▸ SHORT PROBLEM
Can you retype every record below exactly as written?

▸ DATA IN THIS EXERCISE
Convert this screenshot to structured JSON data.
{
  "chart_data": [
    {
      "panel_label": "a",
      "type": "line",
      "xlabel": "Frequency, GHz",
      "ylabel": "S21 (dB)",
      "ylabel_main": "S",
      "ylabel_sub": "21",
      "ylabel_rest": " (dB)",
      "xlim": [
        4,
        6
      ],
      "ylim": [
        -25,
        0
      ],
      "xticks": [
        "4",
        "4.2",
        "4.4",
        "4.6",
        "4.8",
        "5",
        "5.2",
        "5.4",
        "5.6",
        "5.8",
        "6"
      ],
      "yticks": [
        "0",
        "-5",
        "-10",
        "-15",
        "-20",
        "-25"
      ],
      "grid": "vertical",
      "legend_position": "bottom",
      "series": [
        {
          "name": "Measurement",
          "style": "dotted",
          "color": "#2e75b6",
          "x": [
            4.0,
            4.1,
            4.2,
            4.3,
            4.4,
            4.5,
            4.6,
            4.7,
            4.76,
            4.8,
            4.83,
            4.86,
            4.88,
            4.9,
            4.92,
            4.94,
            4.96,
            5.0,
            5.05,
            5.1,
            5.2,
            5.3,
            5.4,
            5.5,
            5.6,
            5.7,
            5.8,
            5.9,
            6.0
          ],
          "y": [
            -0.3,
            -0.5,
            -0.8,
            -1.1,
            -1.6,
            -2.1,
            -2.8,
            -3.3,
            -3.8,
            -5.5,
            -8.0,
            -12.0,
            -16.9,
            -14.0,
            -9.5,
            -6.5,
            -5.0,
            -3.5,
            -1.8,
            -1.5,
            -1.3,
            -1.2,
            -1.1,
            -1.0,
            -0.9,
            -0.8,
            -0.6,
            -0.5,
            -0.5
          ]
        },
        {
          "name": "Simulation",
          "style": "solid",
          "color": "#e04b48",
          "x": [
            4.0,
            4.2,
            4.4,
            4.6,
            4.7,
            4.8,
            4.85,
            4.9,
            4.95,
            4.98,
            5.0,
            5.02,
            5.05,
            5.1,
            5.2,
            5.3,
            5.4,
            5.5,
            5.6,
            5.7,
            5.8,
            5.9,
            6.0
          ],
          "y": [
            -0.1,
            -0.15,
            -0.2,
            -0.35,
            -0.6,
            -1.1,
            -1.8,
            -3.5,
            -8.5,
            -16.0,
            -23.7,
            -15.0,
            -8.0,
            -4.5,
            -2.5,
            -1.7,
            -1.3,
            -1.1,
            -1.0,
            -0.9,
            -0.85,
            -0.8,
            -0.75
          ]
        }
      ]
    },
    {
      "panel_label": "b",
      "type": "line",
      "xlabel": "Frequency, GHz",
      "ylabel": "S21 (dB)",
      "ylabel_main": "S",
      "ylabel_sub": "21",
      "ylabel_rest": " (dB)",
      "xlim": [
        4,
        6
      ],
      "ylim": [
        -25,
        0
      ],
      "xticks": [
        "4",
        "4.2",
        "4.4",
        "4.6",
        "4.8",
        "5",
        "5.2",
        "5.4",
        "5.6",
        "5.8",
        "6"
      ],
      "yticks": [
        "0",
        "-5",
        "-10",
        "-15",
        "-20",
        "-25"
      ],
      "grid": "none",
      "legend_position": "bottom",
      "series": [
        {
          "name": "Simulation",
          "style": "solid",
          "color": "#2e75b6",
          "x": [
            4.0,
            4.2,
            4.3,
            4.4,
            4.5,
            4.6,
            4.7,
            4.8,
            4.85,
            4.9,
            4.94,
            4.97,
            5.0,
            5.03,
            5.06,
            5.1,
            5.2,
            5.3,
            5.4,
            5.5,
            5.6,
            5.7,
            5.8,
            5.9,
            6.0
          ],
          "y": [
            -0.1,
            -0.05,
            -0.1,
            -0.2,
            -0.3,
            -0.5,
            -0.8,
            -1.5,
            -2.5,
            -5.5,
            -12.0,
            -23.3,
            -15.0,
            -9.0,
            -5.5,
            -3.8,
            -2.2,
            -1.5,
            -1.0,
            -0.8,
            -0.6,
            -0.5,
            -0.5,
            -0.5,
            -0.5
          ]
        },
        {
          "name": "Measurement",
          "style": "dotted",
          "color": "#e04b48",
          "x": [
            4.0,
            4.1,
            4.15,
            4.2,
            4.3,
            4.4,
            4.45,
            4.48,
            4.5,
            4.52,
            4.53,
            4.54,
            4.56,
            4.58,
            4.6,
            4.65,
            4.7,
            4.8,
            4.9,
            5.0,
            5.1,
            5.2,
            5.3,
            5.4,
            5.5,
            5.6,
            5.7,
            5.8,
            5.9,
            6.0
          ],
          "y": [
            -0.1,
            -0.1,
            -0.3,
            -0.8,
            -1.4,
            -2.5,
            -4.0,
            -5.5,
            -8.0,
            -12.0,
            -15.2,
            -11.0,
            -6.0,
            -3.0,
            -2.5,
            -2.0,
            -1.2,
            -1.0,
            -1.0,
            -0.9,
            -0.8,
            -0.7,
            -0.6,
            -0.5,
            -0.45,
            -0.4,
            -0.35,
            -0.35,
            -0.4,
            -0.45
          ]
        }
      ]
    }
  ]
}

▸ ANSWER BELOW
Convert this screenshot to structured JSON data.
{
  "chart_data": [
    {
      "panel_label": "a",
      "type": "line",
      "xlabel": "Frequency, GHz",
      "ylabel": "S21 (dB)",
      "ylabel_main": "S",
      "ylabel_sub": "21",
      "ylabel_rest": " (dB)",
      "xlim": [
        4,
        6
      ],
      "ylim": [
        -25,
        0
      ],
      "xticks": [
        "4",
        "4.2",
        "4.4",
        "4.6",
        "4.8",
        "5",
        "5.2",
        "5.4",
        "5.6",
        "5.8",
        "6"
      ],
      "yticks": [
        "0",
        "-5",
        "-10",
        "-15",
        "-20",
        "-25"
      ],
      "grid": "vertical",
      "legend_position": "bottom",
      "series": [
        {
          "name": "Measurement",
          "style": "dotted",
          "color": "#2e75b6",
          "x": [
            4.0,
            4.1,
            4.2,
            4.3,
            4.4,
            4.5,
            4.6,
            4.7,
            4.76,
            4.8,
            4.83,
            4.86,
            4.88,
            4.9,
            4.92,
            4.94,
            4.96,
            5.0,
            5.05,
            5.1,
            5.2,
            5.3,
            5.4,
            5.5,
            5.6,
            5.7,
            5.8,
            5.9,
            6.0
          ],
          "y": [
            -0.3,
            -0.5,
            -0.8,
            -1.1,
            -1.6,
            -2.1,
            -2.8,
            -3.3,
            -3.8,
            -5.5,
            -8.0,
            -12.0,
            -16.9,
            -14.0,
            -9.5,
            -6.5,
            -5.0,
            -3.5,
            -1.8,
            -1.5,
            -1.3,
            -1.2,
            -1.1,
            -1.0,
            -0.9,
            -0.8,
            -0.6,
            -0.5,
            -0.5
          ]
        },
        {
          "name": "Simulation",
          "style": "solid",
          "color": "#e04b48",
          "x": [
            4.0,
            4.2,
            4.4,
            4.6,
            4.7,
            4.8,
            4.85,
            4.9,
            4.95,
            4.98,
            5.0,
            5.02,
            5.05,
            5.1,
            5.2,
            5.3,
            5.4,
            5.5,
            5.6,
            5.7,
            5.8,
            5.9,
            6.0
          ],
          "y": [
            -0.1,
            -0.15,
            -0.2,
            -0.35,
            -0.6,
            -1.1,
            -1.8,
            -3.5,
            -8.5,
            -16.0,
            -23.7,
            -15.0,
            -8.0,
            -4.5,
            -2.5,
            -1.7,
            -1.3,
            -1.1,
            -1.0,
            -0.9,
            -0.85,
            -0.8,
            -0.75
          ]
        }
      ]
    },
    {
      "panel_label": "b",
      "type": "line",
      "xlabel": "Frequency, GHz",
      "ylabel": "S21 (dB)",
      "ylabel_main": "S",
      "ylabel_sub": "21",
      "ylabel_rest": " (dB)",
      "xlim": [
        4,
        6
      ],
      "ylim": [
        -25,
        0
      ],
      "xticks": [
        "4",
        "4.2",
        "4.4",
        "4.6",
        "4.8",
        "5",
        "5.2",
        "5.4",
        "5.6",
        "5.8",
        "6"
      ],
      "yticks": [
        "0",
        "-5",
        "-10",
        "-15",
        "-20",
        "-25"
      ],
      "grid": "none",
      "legend_position": "bottom",
      "series": [
        {
          "name": "Simulation",
          "style": "solid",
          "color": "#2e75b6",
          "x": [
            4.0,
            4.2,
            4.3,
            4.4,
            4.5,
            4.6,
            4.7,
            4.8,
            4.85,
            4.9,
            4.94,
            4.97,
            5.0,
            5.03,
            5.06,
            5.1,
            5.2,
            5.3,
            5.4,
            5.5,
            5.6,
            5.7,
            5.8,
            5.9,
            6.0
          ],
          "y": [
            -0.1,
            -0.05,
            -0.1,
            -0.2,
            -0.3,
            -0.5,
            -0.8,
            -1.5,
            -2.5,
            -5.5,
            -12.0,
            -23.3,
            -15.0,
            -9.0,
            -5.5,
            -3.8,
            -2.2,
            -1.5,
            -1.0,
            -0.8,
            -0.6,
            -0.5,
            -0.5,
            -0.5,
            -0.5
          ]
        },
        {
          "name": "Measurement",
          "style": "dotted",
          "color": "#e04b48",
          "x": [
            4.0,
            4.1,
            4.15,
            4.2,
            4.3,
            4.4,
            4.45,
            4.48,
            4.5,
            4.52,
            4.53,
            4.54,
            4.56,
            4.58,
            4.6,
            4.65,
            4.7,
            4.8,
            4.9,
            5.0,
            5.1,
            5.2,
            5.3,
            5.4,
            5.5,
            5.6,
            5.7,
            5.8,
            5.9,
            6.0
          ],
          "y": [
            -0.1,
            -0.1,
            -0.3,
            -0.8,
            -1.4,
            -2.5,
            -4.0,
            -5.5,
            -8.0,
            -12.0,
            -15.2,
            -11.0,
            -6.0,
            -3.0,
            -2.5,
            -2.0,
            -1.2,
            -1.0,
            -1.0,
            -0.9,
            -0.8,
            -0.7,
            -0.6,
            -0.5,
            -0.45,
            -0.4,
            -0.35,
            -0.35,
            -0.4,
            -0.45
          ]
        }
      ]
    }
  ]
}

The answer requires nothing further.